• **Aim of the exercise**
Extract each line of the material that follows exactly and omit its pictures.

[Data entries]

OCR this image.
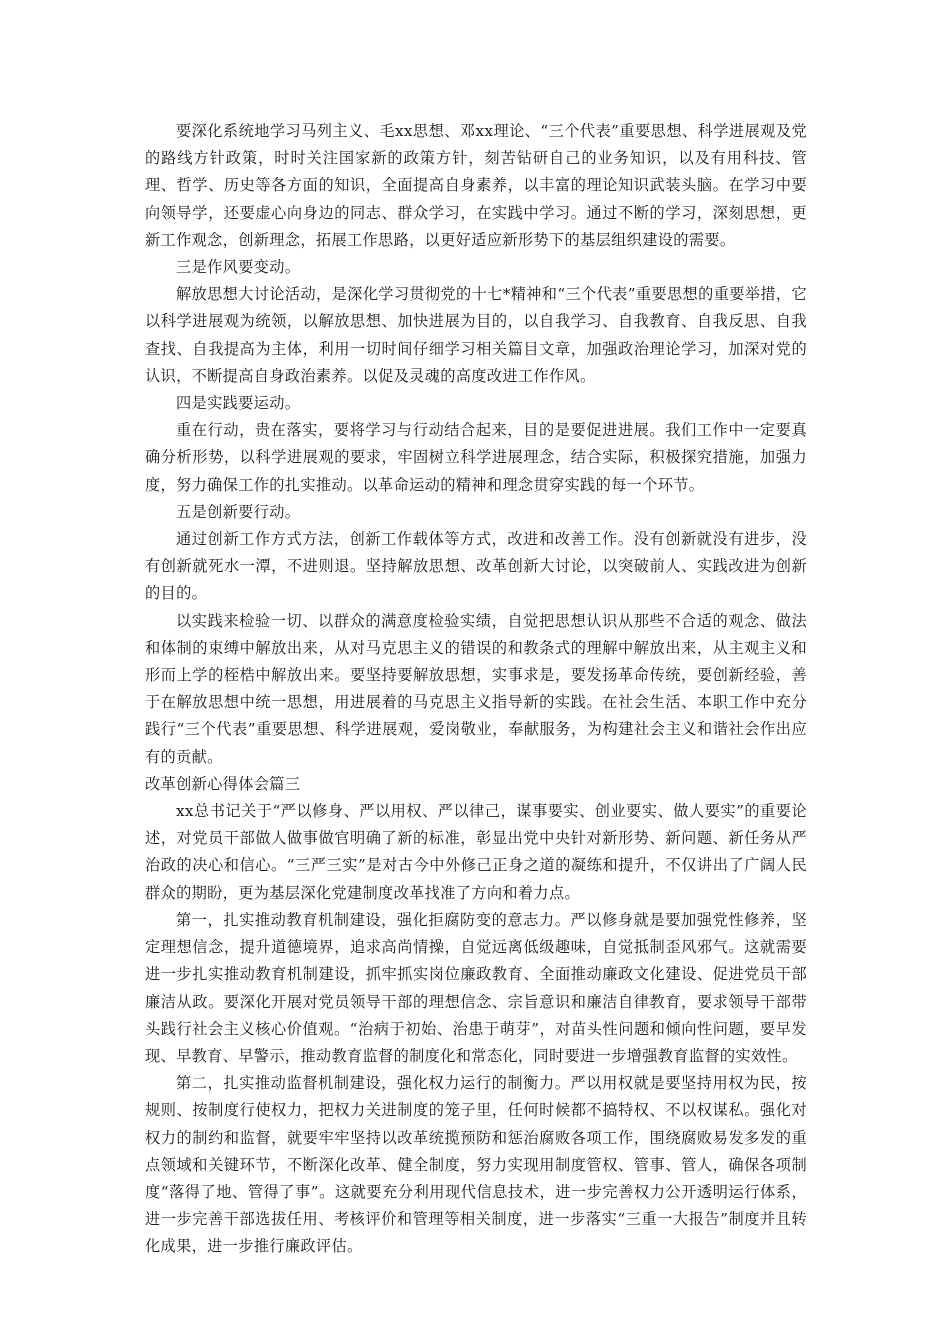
要深化系统地学习马列主义、毛xx思想、邓xx理论、“三个代表”重要思想、科学进展观及党的路线方针政策，时时关注国家新的政策方针，刻苦钻研自己的业务知识，以及有用科技、管理、哲学、历史等各方面的知识，全面提高自身素养，以丰富的理论知识武装头脑。在学习中要向领导学，还要虚心向身边的同志、群众学习，在实践中学习。通过不断的学习，深刻思想，更新工作观念，创新理念，拓展工作思路，以更好适应新形势下的基层组织建设的需要。

三是作风要变动。

解放思想大讨论活动，是深化学习贯彻党的十七*精神和“三个代表”重要思想的重要举措，它以科学进展观为统领，以解放思想、加快进展为目的，以自我学习、自我教育、自我反思、自我查找、自我提高为主体，利用一切时间仔细学习相关篇目文章，加强政治理论学习，加深对党的认识，不断提高自身政治素养。以促及灵魂的高度改进工作作风。

四是实践要运动。

重在行动，贵在落实，要将学习与行动结合起来，目的是要促进进展。我们工作中一定要真确分析形势，以科学进展观的要求，牢固树立科学进展理念，结合实际，积极探究措施，加强力度，努力确保工作的扎实推动。以革命运动的精神和理念贯穿实践的每一个环节。

五是创新要行动。

通过创新工作方式方法，创新工作载体等方式，改进和改善工作。没有创新就没有进步，没有创新就死水一潭，不进则退。坚持解放思想、改革创新大讨论，以突破前人、实践改进为创新的目的。

以实践来检验一切、以群众的满意度检验实绩，自觉把思想认识从那些不合适的观念、做法和体制的束缚中解放出来，从对马克思主义的错误的和教条式的理解中解放出来，从主观主义和形而上学的桎梏中解放出来。要坚持要解放思想，实事求是，要发扬革命传统，要创新经验，善于在解放思想中统一思想，用进展着的马克思主义指导新的实践。在社会生活、本职工作中充分践行“三个代表”重要思想、科学进展观，爱岗敬业，奉献服务，为构建社会主义和谐社会作出应有的贡献。

改革创新心得体会篇三

xx总书记关于“严以修身、严以用权、严以律己，谋事要实、创业要实、做人要实”的重要论述，对党员干部做人做事做官明确了新的标准，彰显出党中央针对新形势、新问题、新任务从严治政的决心和信心。“三严三实”是对古今中外修己正身之道的凝练和提升，不仅讲出了广阔人民群众的期盼，更为基层深化党建制度改革找准了方向和着力点。

第一，扎实推动教育机制建设，强化拒腐防变的意志力。严以修身就是要加强党性修养，坚定理想信念，提升道德境界，追求高尚情操，自觉远离低级趣味，自觉抵制歪风邪气。这就需要进一步扎实推动教育机制建设，抓牢抓实岗位廉政教育、全面推动廉政文化建设、促进党员干部廉洁从政。要深化开展对党员领导干部的理想信念、宗旨意识和廉洁自律教育，要求领导干部带头践行社会主义核心价值观。“治病于初始、治患于萌芽”，对苗头性问题和倾向性问题，要早发现、早教育、早警示，推动教育监督的制度化和常态化，同时要进一步增强教育监督的实效性。

第二，扎实推动监督机制建设，强化权力运行的制衡力。严以用权就是要坚持用权为民，按规则、按制度行使权力，把权力关进制度的笼子里，任何时候都不搞特权、不以权谋私。强化对权力的制约和监督，就要牢牢坚持以改革统揽预防和惩治腐败各项工作，围绕腐败易发多发的重点领域和关键环节，不断深化改革、健全制度，努力实现用制度管权、管事、管人，确保各项制度“落得了地、管得了事”。这就要充分利用现代信息技术，进一步完善权力公开透明运行体系，进一步完善干部选拔任用、考核评价和管理等相关制度，进一步落实“三重一大报告”制度并且转化成果，进一步推行廉政评估。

• **Correct response**
OCR this image.
要深化系统地学习马列主义、毛xx思想、邓xx理论、“三个代表”重要思想、科学进展观及党的路线方针政策，时时关注国家新的政策方针，刻苦钻研自己的业务知识，以及有用科技、管理、哲学、历史等各方面的知识，全面提高自身素养，以丰富的理论知识武装头脑。在学习中要向领导学，还要虚心向身边的同志、群众学习，在实践中学习。通过不断的学习，深刻思想，更新工作观念，创新理念，拓展工作思路，以更好适应新形势下的基层组织建设的需要。

三是作风要变动。

解放思想大讨论活动，是深化学习贯彻党的十七*精神和“三个代表”重要思想的重要举措，它以科学进展观为统领，以解放思想、加快进展为目的，以自我学习、自我教育、自我反思、自我查找、自我提高为主体，利用一切时间仔细学习相关篇目文章，加强政治理论学习，加深对党的认识，不断提高自身政治素养。以促及灵魂的高度改进工作作风。

四是实践要运动。

重在行动，贵在落实，要将学习与行动结合起来，目的是要促进进展。我们工作中一定要真确分析形势，以科学进展观的要求，牢固树立科学进展理念，结合实际，积极探究措施，加强力度，努力确保工作的扎实推动。以革命运动的精神和理念贯穿实践的每一个环节。

五是创新要行动。

通过创新工作方式方法，创新工作载体等方式，改进和改善工作。没有创新就没有进步，没有创新就死水一潭，不进则退。坚持解放思想、改革创新大讨论，以突破前人、实践改进为创新的目的。

以实践来检验一切、以群众的满意度检验实绩，自觉把思想认识从那些不合适的观念、做法和体制的束缚中解放出来，从对马克思主义的错误的和教条式的理解中解放出来，从主观主义和形而上学的桎梏中解放出来。要坚持要解放思想，实事求是，要发扬革命传统，要创新经验，善于在解放思想中统一思想，用进展着的马克思主义指导新的实践。在社会生活、本职工作中充分践行“三个代表”重要思想、科学进展观，爱岗敬业，奉献服务，为构建社会主义和谐社会作出应有的贡献。

改革创新心得体会篇三

xx总书记关于“严以修身、严以用权、严以律己，谋事要实、创业要实、做人要实”的重要论述，对党员干部做人做事做官明确了新的标准，彰显出党中央针对新形势、新问题、新任务从严治政的决心和信心。“三严三实”是对古今中外修己正身之道的凝练和提升，不仅讲出了广阔人民群众的期盼，更为基层深化党建制度改革找准了方向和着力点。

第一，扎实推动教育机制建设，强化拒腐防变的意志力。严以修身就是要加强党性修养，坚定理想信念，提升道德境界，追求高尚情操，自觉远离低级趣味，自觉抵制歪风邪气。这就需要进一步扎实推动教育机制建设，抓牢抓实岗位廉政教育、全面推动廉政文化建设、促进党员干部廉洁从政。要深化开展对党员领导干部的理想信念、宗旨意识和廉洁自律教育，要求领导干部带头践行社会主义核心价值观。“治病于初始、治患于萌芽”，对苗头性问题和倾向性问题，要早发现、早教育、早警示，推动教育监督的制度化和常态化，同时要进一步增强教育监督的实效性。

第二，扎实推动监督机制建设，强化权力运行的制衡力。严以用权就是要坚持用权为民，按规则、按制度行使权力，把权力关进制度的笼子里，任何时候都不搞特权、不以权谋私。强化对权力的制约和监督，就要牢牢坚持以改革统揽预防和惩治腐败各项工作，围绕腐败易发多发的重点领域和关键环节，不断深化改革、健全制度，努力实现用制度管权、管事、管人，确保各项制度“落得了地、管得了事”。这就要充分利用现代信息技术，进一步完善权力公开透明运行体系，进一步完善干部选拔任用、考核评价和管理等相关制度，进一步落实“三重一大报告”制度并且转化成果，进一步推行廉政评估。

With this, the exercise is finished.